Data records:
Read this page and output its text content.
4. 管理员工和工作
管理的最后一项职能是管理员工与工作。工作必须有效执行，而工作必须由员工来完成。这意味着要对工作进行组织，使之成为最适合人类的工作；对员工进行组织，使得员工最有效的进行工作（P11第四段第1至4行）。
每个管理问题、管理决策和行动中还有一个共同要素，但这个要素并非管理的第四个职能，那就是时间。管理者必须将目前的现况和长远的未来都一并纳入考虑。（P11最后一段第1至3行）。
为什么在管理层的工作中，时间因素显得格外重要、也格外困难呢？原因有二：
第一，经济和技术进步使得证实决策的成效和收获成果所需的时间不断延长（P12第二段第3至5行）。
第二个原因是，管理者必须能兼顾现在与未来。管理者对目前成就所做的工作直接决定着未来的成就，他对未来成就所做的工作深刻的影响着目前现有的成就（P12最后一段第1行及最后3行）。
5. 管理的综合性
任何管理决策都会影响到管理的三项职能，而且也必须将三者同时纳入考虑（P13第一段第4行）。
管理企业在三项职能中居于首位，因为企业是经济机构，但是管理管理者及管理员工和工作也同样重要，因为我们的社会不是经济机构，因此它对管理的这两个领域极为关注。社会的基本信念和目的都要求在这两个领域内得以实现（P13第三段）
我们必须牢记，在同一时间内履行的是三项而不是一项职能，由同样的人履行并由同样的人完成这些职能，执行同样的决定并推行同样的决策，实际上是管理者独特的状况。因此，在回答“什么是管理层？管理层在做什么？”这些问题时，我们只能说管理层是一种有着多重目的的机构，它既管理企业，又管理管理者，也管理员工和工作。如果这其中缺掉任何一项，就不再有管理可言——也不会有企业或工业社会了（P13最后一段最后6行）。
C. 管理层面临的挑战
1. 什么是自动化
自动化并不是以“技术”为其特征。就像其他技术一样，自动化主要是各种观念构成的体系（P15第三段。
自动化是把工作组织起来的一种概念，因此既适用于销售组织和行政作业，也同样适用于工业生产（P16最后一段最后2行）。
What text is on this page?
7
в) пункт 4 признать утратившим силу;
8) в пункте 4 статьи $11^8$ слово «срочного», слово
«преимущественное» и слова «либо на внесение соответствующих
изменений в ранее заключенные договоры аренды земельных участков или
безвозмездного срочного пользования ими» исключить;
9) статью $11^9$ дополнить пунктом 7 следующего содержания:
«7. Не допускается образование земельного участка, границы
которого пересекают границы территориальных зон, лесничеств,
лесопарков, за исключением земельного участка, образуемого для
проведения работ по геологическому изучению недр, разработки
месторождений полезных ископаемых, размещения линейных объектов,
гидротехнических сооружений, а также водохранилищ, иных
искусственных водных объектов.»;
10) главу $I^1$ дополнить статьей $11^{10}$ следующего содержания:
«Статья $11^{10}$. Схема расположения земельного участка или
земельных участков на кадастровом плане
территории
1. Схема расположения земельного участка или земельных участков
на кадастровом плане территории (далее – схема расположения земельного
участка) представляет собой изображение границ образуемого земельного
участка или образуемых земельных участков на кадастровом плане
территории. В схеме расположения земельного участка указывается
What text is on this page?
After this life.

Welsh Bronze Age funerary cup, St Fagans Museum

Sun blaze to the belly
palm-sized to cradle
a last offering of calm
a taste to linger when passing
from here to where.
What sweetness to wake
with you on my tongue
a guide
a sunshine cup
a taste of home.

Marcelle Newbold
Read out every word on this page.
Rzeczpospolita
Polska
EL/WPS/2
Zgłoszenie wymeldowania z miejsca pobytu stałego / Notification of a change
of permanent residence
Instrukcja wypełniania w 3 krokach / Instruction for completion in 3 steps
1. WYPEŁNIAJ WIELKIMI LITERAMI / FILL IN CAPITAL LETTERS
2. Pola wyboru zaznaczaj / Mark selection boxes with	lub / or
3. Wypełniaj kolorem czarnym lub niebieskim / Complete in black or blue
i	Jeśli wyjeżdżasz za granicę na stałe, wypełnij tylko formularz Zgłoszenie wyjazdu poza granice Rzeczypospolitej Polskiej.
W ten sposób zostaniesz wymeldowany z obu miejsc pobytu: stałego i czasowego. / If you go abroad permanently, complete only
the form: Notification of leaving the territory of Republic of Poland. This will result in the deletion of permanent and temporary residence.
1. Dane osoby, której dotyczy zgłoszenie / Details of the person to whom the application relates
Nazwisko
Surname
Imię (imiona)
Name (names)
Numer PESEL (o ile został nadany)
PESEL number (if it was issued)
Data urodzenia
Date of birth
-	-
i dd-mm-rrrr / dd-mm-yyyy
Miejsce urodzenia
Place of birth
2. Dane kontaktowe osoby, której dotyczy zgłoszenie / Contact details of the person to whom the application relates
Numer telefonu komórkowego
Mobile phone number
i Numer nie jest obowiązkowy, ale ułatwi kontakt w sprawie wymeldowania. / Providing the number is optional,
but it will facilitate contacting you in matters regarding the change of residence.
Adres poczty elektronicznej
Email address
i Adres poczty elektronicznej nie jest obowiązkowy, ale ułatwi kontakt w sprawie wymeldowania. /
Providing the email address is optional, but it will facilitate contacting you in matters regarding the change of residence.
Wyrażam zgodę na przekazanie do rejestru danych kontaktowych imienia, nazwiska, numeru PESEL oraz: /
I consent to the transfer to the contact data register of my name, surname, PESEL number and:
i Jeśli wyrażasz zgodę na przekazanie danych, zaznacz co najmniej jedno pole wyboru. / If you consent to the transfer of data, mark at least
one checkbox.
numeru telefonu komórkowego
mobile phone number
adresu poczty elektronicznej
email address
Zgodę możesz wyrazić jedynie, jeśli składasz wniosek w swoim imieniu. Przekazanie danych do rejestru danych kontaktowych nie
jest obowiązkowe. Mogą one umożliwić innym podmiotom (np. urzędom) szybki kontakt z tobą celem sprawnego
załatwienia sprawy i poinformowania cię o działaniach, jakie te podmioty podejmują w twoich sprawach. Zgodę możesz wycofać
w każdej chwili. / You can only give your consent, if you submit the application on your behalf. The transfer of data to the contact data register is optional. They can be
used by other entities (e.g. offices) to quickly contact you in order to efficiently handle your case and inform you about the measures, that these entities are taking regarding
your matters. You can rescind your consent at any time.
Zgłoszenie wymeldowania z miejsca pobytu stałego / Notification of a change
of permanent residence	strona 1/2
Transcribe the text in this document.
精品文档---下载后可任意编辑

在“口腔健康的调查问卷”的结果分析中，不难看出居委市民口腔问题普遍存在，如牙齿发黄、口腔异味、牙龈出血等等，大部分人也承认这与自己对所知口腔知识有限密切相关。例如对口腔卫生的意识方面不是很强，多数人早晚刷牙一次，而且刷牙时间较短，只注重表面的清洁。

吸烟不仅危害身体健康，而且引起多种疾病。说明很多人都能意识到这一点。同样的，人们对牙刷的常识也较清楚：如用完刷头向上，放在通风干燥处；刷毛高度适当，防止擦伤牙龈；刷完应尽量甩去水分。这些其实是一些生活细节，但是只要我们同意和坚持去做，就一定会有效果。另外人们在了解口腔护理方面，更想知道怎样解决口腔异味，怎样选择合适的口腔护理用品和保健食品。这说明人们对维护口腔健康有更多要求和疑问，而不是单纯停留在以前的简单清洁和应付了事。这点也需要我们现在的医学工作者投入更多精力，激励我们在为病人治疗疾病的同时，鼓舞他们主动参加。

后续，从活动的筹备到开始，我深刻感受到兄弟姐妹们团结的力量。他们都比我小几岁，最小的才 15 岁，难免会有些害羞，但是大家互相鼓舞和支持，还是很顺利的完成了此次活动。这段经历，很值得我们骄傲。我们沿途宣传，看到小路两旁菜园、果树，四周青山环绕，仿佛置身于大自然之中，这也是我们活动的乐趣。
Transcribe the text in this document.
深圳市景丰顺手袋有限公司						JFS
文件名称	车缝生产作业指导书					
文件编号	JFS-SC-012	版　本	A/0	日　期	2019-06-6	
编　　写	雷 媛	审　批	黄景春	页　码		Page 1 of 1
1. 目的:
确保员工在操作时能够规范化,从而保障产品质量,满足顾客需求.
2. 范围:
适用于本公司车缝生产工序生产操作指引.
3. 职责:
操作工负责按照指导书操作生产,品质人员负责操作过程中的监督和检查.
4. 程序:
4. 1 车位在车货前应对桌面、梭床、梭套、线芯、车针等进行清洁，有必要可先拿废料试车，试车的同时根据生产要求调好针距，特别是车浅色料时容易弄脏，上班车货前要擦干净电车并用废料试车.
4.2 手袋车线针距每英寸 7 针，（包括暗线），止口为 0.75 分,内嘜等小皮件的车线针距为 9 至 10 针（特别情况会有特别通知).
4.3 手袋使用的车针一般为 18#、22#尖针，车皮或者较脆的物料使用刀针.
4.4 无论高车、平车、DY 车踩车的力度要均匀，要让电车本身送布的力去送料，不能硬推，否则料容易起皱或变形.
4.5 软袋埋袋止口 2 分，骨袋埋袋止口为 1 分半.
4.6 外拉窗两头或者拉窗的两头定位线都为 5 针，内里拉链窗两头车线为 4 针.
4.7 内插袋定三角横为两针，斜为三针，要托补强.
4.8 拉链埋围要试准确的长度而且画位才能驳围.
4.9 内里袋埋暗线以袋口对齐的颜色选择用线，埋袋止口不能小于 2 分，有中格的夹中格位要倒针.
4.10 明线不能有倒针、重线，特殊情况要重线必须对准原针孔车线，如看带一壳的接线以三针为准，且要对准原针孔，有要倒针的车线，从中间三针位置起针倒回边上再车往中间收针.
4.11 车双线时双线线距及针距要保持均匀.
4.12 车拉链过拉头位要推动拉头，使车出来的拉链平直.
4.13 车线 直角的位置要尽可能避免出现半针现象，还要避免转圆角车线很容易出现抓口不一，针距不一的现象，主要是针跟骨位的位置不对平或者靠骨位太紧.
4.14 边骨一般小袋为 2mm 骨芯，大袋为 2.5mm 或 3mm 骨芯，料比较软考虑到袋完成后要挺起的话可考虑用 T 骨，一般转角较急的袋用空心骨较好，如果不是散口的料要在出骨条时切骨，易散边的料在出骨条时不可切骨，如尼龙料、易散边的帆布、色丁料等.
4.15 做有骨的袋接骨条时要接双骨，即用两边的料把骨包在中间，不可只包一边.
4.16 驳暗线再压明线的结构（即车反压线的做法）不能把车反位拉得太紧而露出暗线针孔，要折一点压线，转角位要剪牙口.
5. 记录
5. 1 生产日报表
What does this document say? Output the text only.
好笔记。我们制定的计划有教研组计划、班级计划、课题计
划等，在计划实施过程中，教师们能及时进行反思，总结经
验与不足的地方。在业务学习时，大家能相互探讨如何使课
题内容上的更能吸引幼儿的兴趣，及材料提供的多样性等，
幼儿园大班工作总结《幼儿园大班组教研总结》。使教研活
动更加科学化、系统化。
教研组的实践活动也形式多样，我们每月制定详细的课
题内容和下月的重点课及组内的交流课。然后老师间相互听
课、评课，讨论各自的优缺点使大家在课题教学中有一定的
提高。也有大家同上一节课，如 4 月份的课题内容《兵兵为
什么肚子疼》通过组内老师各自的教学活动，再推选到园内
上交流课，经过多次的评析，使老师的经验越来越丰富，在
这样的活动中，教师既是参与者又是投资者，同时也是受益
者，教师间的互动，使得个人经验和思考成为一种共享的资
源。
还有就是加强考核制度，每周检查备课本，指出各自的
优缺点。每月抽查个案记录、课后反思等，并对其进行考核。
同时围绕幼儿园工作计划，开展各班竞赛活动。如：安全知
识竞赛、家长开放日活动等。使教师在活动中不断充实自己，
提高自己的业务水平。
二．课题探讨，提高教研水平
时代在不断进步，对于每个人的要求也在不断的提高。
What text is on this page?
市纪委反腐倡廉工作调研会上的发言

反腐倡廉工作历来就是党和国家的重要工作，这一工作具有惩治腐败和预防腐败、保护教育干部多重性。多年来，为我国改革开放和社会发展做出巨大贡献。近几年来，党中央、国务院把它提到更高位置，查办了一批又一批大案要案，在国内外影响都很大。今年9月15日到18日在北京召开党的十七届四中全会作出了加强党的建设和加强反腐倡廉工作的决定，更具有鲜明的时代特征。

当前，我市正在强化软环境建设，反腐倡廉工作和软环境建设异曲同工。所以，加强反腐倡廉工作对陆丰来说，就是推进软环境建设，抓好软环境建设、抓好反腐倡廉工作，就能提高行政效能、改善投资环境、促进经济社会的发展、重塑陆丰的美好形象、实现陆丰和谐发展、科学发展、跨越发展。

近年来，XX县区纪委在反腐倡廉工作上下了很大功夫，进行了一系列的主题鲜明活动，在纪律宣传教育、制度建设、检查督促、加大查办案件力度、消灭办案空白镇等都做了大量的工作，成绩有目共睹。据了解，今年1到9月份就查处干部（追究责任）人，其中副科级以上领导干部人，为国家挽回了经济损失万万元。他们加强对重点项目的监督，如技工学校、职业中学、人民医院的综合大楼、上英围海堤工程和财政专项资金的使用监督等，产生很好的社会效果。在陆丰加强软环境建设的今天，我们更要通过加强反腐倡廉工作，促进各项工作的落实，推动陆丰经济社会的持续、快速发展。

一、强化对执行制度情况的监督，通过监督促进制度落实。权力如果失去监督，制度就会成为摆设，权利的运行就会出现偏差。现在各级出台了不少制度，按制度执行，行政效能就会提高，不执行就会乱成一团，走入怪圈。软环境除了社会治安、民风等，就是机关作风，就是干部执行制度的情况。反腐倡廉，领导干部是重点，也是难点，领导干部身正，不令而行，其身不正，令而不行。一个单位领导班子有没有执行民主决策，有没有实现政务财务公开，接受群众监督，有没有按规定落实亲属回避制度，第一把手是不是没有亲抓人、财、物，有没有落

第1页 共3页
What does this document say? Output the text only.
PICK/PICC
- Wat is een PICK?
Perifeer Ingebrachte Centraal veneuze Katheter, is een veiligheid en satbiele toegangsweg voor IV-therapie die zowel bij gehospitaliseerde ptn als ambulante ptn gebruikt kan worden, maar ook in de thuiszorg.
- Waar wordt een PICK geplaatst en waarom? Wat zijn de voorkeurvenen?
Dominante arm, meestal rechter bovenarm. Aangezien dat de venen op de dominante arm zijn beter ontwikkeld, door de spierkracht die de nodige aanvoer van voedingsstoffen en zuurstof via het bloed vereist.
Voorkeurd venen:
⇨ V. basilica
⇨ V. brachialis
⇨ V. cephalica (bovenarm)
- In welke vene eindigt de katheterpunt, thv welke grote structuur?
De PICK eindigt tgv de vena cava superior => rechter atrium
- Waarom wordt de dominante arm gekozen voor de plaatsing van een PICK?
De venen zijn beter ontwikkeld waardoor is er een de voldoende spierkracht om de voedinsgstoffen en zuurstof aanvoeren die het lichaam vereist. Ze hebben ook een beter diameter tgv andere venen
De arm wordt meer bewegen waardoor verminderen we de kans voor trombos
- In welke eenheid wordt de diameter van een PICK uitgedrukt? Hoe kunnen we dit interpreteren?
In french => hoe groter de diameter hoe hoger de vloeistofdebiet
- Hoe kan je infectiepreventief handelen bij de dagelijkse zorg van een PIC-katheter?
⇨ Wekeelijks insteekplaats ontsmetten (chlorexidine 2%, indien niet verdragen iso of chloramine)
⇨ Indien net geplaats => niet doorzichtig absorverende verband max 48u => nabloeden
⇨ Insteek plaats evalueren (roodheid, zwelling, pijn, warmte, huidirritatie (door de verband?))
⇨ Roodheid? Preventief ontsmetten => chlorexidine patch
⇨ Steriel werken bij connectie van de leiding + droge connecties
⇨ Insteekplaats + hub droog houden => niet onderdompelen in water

Goal:
Search the preceding listing for the word "której" and pull out every line that holds it.

Exercise answer:
1. Dane osoby, której dotyczy zgłoszenie / Details of the person to whom the application relates
2. Dane kontaktowe osoby, której dotyczy zgłoszenie / Contact details of the person to whom the application relates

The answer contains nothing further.